▶ _WHAT IS EXPECTED_: All of the material should be reproduced exactly, with pictures left out.

▶ _DATA_:
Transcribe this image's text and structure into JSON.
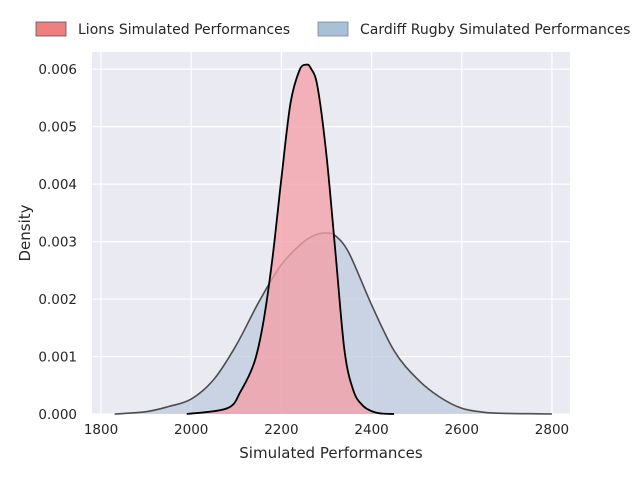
{
  "chart_data": {
    "type": "area",
    "kind": "kde-density",
    "xlabel": "Simulated Performances",
    "ylabel": "Density",
    "xlim": [
      1780,
      2840
    ],
    "ylim": [
      0,
      0.0063
    ],
    "x_ticks": [
      1800,
      2000,
      2200,
      2400,
      2600,
      2800
    ],
    "y_ticks": [
      0.0,
      0.001,
      0.002,
      0.003,
      0.004,
      0.005,
      0.006
    ],
    "x_tick_labels": [
      "1800",
      "2000",
      "2200",
      "2400",
      "2600",
      "2800"
    ],
    "y_tick_labels": [
      "0.000",
      "0.001",
      "0.002",
      "0.003",
      "0.004",
      "0.005",
      "0.006"
    ],
    "grid": true,
    "legend_position": "top",
    "series": [
      {
        "name": "Lions Simulated Performances",
        "fill": "#f4a0a8",
        "legend_color": "#f08080",
        "line": "#000000",
        "x": [
          1990,
          2080,
          2110,
          2140,
          2160,
          2180,
          2200,
          2220,
          2240,
          2255,
          2265,
          2280,
          2300,
          2320,
          2340,
          2360,
          2380,
          2400,
          2420,
          2450
        ],
        "y": [
          0.0,
          0.0001,
          0.0004,
          0.0009,
          0.0016,
          0.0027,
          0.0041,
          0.0054,
          0.00598,
          0.00608,
          0.00602,
          0.0057,
          0.0045,
          0.0028,
          0.0011,
          0.0004,
          0.00015,
          5e-05,
          1e-05,
          0.0
        ]
      },
      {
        "name": "Cardiff Rugby Simulated Performances",
        "fill": "#bccadc",
        "legend_color": "#a9c1d6",
        "line": "#4d4d4d",
        "x": [
          1830,
          1900,
          1950,
          2000,
          2050,
          2100,
          2150,
          2200,
          2250,
          2280,
          2300,
          2320,
          2350,
          2400,
          2450,
          2500,
          2550,
          2600,
          2650,
          2700,
          2750,
          2800
        ],
        "y": [
          0.0,
          4e-05,
          0.00013,
          0.00026,
          0.0006,
          0.0012,
          0.00195,
          0.0026,
          0.003,
          0.00313,
          0.00315,
          0.0031,
          0.0028,
          0.0019,
          0.0011,
          0.00062,
          0.0003,
          0.0001,
          3e-05,
          1e-05,
          5e-06,
          0.0
        ]
      }
    ]
  }
}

▶ _FINAL ANSWER_:
Transcribe this image's text and structure into JSON.
{
  "chart_data": {
    "type": "area",
    "kind": "kde-density",
    "xlabel": "Simulated Performances",
    "ylabel": "Density",
    "xlim": [
      1780,
      2840
    ],
    "ylim": [
      0,
      0.0063
    ],
    "x_ticks": [
      1800,
      2000,
      2200,
      2400,
      2600,
      2800
    ],
    "y_ticks": [
      0.0,
      0.001,
      0.002,
      0.003,
      0.004,
      0.005,
      0.006
    ],
    "x_tick_labels": [
      "1800",
      "2000",
      "2200",
      "2400",
      "2600",
      "2800"
    ],
    "y_tick_labels": [
      "0.000",
      "0.001",
      "0.002",
      "0.003",
      "0.004",
      "0.005",
      "0.006"
    ],
    "grid": true,
    "legend_position": "top",
    "series": [
      {
        "name": "Lions Simulated Performances",
        "fill": "#f4a0a8",
        "legend_color": "#f08080",
        "line": "#000000",
        "x": [
          1990,
          2080,
          2110,
          2140,
          2160,
          2180,
          2200,
          2220,
          2240,
          2255,
          2265,
          2280,
          2300,
          2320,
          2340,
          2360,
          2380,
          2400,
          2420,
          2450
        ],
        "y": [
          0.0,
          0.0001,
          0.0004,
          0.0009,
          0.0016,
          0.0027,
          0.0041,
          0.0054,
          0.00598,
          0.00608,
          0.00602,
          0.0057,
          0.0045,
          0.0028,
          0.0011,
          0.0004,
          0.00015,
          5e-05,
          1e-05,
          0.0
        ]
      },
      {
        "name": "Cardiff Rugby Simulated Performances",
        "fill": "#bccadc",
        "legend_color": "#a9c1d6",
        "line": "#4d4d4d",
        "x": [
          1830,
          1900,
          1950,
          2000,
          2050,
          2100,
          2150,
          2200,
          2250,
          2280,
          2300,
          2320,
          2350,
          2400,
          2450,
          2500,
          2550,
          2600,
          2650,
          2700,
          2750,
          2800
        ],
        "y": [
          0.0,
          4e-05,
          0.00013,
          0.00026,
          0.0006,
          0.0012,
          0.00195,
          0.0026,
          0.003,
          0.00313,
          0.00315,
          0.0031,
          0.0028,
          0.0019,
          0.0011,
          0.00062,
          0.0003,
          0.0001,
          3e-05,
          1e-05,
          5e-06,
          0.0
        ]
      }
    ]
  }
}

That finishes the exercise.